Extracted records →

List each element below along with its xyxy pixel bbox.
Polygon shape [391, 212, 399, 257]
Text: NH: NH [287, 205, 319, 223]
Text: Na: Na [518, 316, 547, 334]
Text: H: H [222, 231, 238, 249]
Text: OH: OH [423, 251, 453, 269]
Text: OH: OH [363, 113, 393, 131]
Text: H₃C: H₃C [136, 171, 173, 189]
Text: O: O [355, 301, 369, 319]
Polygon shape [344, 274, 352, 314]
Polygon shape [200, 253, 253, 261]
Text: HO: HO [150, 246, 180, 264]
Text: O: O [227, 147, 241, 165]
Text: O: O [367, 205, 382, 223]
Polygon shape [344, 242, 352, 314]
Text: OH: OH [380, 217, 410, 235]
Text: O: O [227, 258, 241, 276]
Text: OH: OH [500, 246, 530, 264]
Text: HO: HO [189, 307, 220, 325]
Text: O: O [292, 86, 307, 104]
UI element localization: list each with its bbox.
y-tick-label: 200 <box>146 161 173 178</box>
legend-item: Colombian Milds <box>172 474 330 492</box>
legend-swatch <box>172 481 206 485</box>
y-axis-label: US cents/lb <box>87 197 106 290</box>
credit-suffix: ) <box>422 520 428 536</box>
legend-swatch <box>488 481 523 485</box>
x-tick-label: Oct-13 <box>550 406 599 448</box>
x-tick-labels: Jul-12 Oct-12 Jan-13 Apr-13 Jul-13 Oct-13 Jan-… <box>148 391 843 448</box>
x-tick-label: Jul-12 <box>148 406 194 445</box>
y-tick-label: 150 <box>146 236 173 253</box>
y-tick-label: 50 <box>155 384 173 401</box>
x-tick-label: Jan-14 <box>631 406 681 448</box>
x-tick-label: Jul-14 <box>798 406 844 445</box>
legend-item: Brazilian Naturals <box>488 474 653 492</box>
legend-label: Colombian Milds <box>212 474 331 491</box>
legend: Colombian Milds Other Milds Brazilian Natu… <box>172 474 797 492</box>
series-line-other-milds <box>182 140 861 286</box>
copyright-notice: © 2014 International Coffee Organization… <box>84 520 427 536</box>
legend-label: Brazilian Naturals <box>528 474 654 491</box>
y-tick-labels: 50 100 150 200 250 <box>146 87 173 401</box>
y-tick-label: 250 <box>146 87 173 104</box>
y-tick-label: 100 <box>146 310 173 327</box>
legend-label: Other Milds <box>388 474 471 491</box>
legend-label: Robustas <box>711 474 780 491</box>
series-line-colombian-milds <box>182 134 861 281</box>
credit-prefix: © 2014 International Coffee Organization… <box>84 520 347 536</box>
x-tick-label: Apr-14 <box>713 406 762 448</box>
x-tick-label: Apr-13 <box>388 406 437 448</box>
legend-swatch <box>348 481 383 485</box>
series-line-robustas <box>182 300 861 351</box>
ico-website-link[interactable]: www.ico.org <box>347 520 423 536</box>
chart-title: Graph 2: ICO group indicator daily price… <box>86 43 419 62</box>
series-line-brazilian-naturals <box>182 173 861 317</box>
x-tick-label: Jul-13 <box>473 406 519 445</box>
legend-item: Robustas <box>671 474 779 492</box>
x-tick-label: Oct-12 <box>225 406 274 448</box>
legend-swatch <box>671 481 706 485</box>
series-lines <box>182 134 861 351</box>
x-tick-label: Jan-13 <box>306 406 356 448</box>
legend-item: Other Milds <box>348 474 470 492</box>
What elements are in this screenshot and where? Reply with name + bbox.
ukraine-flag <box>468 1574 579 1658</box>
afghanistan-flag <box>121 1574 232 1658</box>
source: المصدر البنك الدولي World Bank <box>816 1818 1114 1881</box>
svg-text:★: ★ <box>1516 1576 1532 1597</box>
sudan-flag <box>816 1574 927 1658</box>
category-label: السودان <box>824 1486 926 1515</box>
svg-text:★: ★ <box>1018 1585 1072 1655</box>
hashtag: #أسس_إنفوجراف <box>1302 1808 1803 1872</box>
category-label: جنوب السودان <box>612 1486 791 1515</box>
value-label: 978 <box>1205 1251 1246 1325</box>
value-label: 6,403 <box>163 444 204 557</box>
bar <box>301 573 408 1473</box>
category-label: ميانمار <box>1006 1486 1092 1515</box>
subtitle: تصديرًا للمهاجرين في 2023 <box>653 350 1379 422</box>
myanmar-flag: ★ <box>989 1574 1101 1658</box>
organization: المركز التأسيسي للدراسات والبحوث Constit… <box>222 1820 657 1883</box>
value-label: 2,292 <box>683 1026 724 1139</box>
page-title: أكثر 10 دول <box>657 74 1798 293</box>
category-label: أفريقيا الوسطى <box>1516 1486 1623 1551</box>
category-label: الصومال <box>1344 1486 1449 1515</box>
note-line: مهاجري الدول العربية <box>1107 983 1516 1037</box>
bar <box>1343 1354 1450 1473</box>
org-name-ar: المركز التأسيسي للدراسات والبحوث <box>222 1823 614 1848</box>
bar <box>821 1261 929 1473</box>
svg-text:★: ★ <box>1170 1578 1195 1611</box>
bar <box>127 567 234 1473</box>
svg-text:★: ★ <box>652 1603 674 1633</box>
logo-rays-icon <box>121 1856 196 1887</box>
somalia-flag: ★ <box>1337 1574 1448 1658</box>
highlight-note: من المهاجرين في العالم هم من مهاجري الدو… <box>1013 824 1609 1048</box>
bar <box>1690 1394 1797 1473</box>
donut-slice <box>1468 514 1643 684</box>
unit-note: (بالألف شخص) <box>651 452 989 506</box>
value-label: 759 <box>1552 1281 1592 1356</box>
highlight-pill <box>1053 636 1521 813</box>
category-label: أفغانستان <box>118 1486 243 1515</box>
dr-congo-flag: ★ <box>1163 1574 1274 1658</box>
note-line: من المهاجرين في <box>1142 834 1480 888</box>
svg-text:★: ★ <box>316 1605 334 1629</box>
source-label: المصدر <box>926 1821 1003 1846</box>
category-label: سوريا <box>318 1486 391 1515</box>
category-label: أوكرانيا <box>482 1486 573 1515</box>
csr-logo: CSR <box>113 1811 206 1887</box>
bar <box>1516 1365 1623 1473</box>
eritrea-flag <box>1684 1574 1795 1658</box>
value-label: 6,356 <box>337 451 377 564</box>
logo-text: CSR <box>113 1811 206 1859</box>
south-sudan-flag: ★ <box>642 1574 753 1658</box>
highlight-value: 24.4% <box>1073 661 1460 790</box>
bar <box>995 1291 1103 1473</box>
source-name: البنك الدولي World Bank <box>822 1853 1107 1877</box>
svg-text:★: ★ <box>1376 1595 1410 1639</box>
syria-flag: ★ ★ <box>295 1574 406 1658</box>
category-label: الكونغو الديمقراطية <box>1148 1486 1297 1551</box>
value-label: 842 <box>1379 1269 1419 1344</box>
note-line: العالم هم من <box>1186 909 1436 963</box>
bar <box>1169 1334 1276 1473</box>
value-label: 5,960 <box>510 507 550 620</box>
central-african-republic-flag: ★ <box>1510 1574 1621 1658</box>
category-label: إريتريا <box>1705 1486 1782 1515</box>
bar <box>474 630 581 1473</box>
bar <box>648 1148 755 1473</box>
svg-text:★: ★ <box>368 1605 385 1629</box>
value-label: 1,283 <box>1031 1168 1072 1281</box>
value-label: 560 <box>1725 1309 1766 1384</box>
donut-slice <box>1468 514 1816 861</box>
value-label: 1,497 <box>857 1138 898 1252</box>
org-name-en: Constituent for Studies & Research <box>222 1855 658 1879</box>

Problem statement →
Retype every one of the lines above with no changes.

Output for this exercise →
List each element below along with its xyxy pixel bbox.
Polygon shape [391, 212, 399, 257]
Text: NH: NH [287, 205, 319, 223]
Text: Na: Na [518, 316, 547, 334]
Text: H: H [222, 231, 238, 249]
Text: OH: OH [423, 251, 453, 269]
Text: OH: OH [363, 113, 393, 131]
Text: H₃C: H₃C [136, 171, 173, 189]
Text: O: O [355, 301, 369, 319]
Polygon shape [344, 274, 352, 314]
Polygon shape [200, 253, 253, 261]
Text: HO: HO [150, 246, 180, 264]
Text: O: O [227, 147, 241, 165]
Text: O: O [367, 205, 382, 223]
Polygon shape [344, 242, 352, 314]
Text: OH: OH [380, 217, 410, 235]
Text: O: O [227, 258, 241, 276]
Text: OH: OH [500, 246, 530, 264]
Text: HO: HO [189, 307, 220, 325]
Text: O: O [292, 86, 307, 104]
UI element localization: list each with its bbox.
y-tick-label: 200 <box>146 161 173 178</box>
legend-item: Colombian Milds <box>172 474 330 492</box>
legend-swatch <box>172 481 206 485</box>
y-axis-label: US cents/lb <box>87 197 106 290</box>
credit-suffix: ) <box>422 520 428 536</box>
legend-swatch <box>488 481 523 485</box>
x-tick-label: Oct-13 <box>550 406 599 448</box>
x-tick-labels: Jul-12 Oct-12 Jan-13 Apr-13 Jul-13 Oct-13 Jan-… <box>148 391 843 448</box>
x-tick-label: Jul-12 <box>148 406 194 445</box>
y-tick-label: 150 <box>146 236 173 253</box>
y-tick-label: 50 <box>155 384 173 401</box>
x-tick-label: Jan-14 <box>631 406 681 448</box>
x-tick-label: Jul-14 <box>798 406 844 445</box>
legend-item: Brazilian Naturals <box>488 474 653 492</box>
legend-label: Colombian Milds <box>212 474 331 491</box>
legend: Colombian Milds Other Milds Brazilian Natu… <box>172 474 797 492</box>
series-line-other-milds <box>182 140 861 286</box>
copyright-notice: © 2014 International Coffee Organization… <box>84 520 427 536</box>
legend-label: Brazilian Naturals <box>528 474 654 491</box>
y-tick-labels: 50 100 150 200 250 <box>146 87 173 401</box>
y-tick-label: 250 <box>146 87 173 104</box>
y-tick-label: 100 <box>146 310 173 327</box>
legend-label: Other Milds <box>388 474 471 491</box>
legend-label: Robustas <box>711 474 780 491</box>
series-line-colombian-milds <box>182 134 861 281</box>
credit-prefix: © 2014 International Coffee Organization… <box>84 520 347 536</box>
x-tick-label: Apr-14 <box>713 406 762 448</box>
x-tick-label: Apr-13 <box>388 406 437 448</box>
legend-swatch <box>348 481 383 485</box>
series-line-robustas <box>182 300 861 351</box>
ico-website-link[interactable]: www.ico.org <box>347 520 423 536</box>
chart-title: Graph 2: ICO group indicator daily price… <box>86 43 419 62</box>
series-line-brazilian-naturals <box>182 173 861 317</box>
x-tick-label: Jul-13 <box>473 406 519 445</box>
legend-item: Robustas <box>671 474 779 492</box>
x-tick-label: Oct-12 <box>225 406 274 448</box>
legend-swatch <box>671 481 706 485</box>
series-lines <box>182 134 861 351</box>
x-tick-label: Jan-13 <box>306 406 356 448</box>
legend-item: Other Milds <box>348 474 470 492</box>
What elements are in this screenshot and where? Reply with name + bbox.
ukraine-flag <box>468 1574 579 1658</box>
afghanistan-flag <box>121 1574 232 1658</box>
source: المصدر البنك الدولي World Bank <box>816 1818 1114 1881</box>
svg-text:★: ★ <box>1516 1576 1532 1597</box>
sudan-flag <box>816 1574 927 1658</box>
category-label: السودان <box>824 1486 926 1515</box>
svg-text:★: ★ <box>1018 1585 1072 1655</box>
hashtag: #أسس_إنفوجراف <box>1302 1808 1803 1872</box>
category-label: جنوب السودان <box>612 1486 791 1515</box>
value-label: 978 <box>1205 1251 1246 1325</box>
value-label: 6,403 <box>163 444 204 557</box>
bar <box>301 573 408 1473</box>
category-label: ميانمار <box>1006 1486 1092 1515</box>
subtitle: تصديرًا للمهاجرين في 2023 <box>653 350 1379 422</box>
myanmar-flag: ★ <box>989 1574 1101 1658</box>
organization: المركز التأسيسي للدراسات والبحوث Constit… <box>222 1820 657 1883</box>
value-label: 2,292 <box>683 1026 724 1139</box>
page-title: أكثر 10 دول <box>657 74 1798 293</box>
category-label: أفريقيا الوسطى <box>1516 1486 1623 1551</box>
category-label: الصومال <box>1344 1486 1449 1515</box>
note-line: مهاجري الدول العربية <box>1107 983 1516 1037</box>
bar <box>1343 1354 1450 1473</box>
org-name-ar: المركز التأسيسي للدراسات والبحوث <box>222 1823 614 1848</box>
bar <box>821 1261 929 1473</box>
svg-text:★: ★ <box>1170 1578 1195 1611</box>
bar <box>127 567 234 1473</box>
svg-text:★: ★ <box>652 1603 674 1633</box>
logo-rays-icon <box>121 1856 196 1887</box>
somalia-flag: ★ <box>1337 1574 1448 1658</box>
highlight-note: من المهاجرين في العالم هم من مهاجري الدو… <box>1013 824 1609 1048</box>
bar <box>1690 1394 1797 1473</box>
donut-slice <box>1468 514 1643 684</box>
unit-note: (بالألف شخص) <box>651 452 989 506</box>
value-label: 759 <box>1552 1281 1592 1356</box>
highlight-pill <box>1053 636 1521 813</box>
category-label: أفغانستان <box>118 1486 243 1515</box>
dr-congo-flag: ★ <box>1163 1574 1274 1658</box>
note-line: من المهاجرين في <box>1142 834 1480 888</box>
svg-text:★: ★ <box>316 1605 334 1629</box>
source-label: المصدر <box>926 1821 1003 1846</box>
category-label: سوريا <box>318 1486 391 1515</box>
category-label: أوكرانيا <box>482 1486 573 1515</box>
csr-logo: CSR <box>113 1811 206 1887</box>
bar <box>1516 1365 1623 1473</box>
eritrea-flag <box>1684 1574 1795 1658</box>
value-label: 6,356 <box>337 451 377 564</box>
logo-text: CSR <box>113 1811 206 1859</box>
south-sudan-flag: ★ <box>642 1574 753 1658</box>
highlight-value: 24.4% <box>1073 661 1460 790</box>
bar <box>995 1291 1103 1473</box>
source-name: البنك الدولي World Bank <box>822 1853 1107 1877</box>
svg-text:★: ★ <box>1376 1595 1410 1639</box>
syria-flag: ★ ★ <box>295 1574 406 1658</box>
category-label: الكونغو الديمقراطية <box>1148 1486 1297 1551</box>
value-label: 842 <box>1379 1269 1419 1344</box>
note-line: العالم هم من <box>1186 909 1436 963</box>
bar <box>1169 1334 1276 1473</box>
value-label: 5,960 <box>510 507 550 620</box>
central-african-republic-flag: ★ <box>1510 1574 1621 1658</box>
category-label: إريتريا <box>1705 1486 1782 1515</box>
bar <box>474 630 581 1473</box>
bar <box>648 1148 755 1473</box>
svg-text:★: ★ <box>368 1605 385 1629</box>
value-label: 1,283 <box>1031 1168 1072 1281</box>
value-label: 560 <box>1725 1309 1766 1384</box>
donut-slice <box>1468 514 1816 861</box>
value-label: 1,497 <box>857 1138 898 1252</box>
org-name-en: Constituent for Studies & Research <box>222 1855 658 1879</box>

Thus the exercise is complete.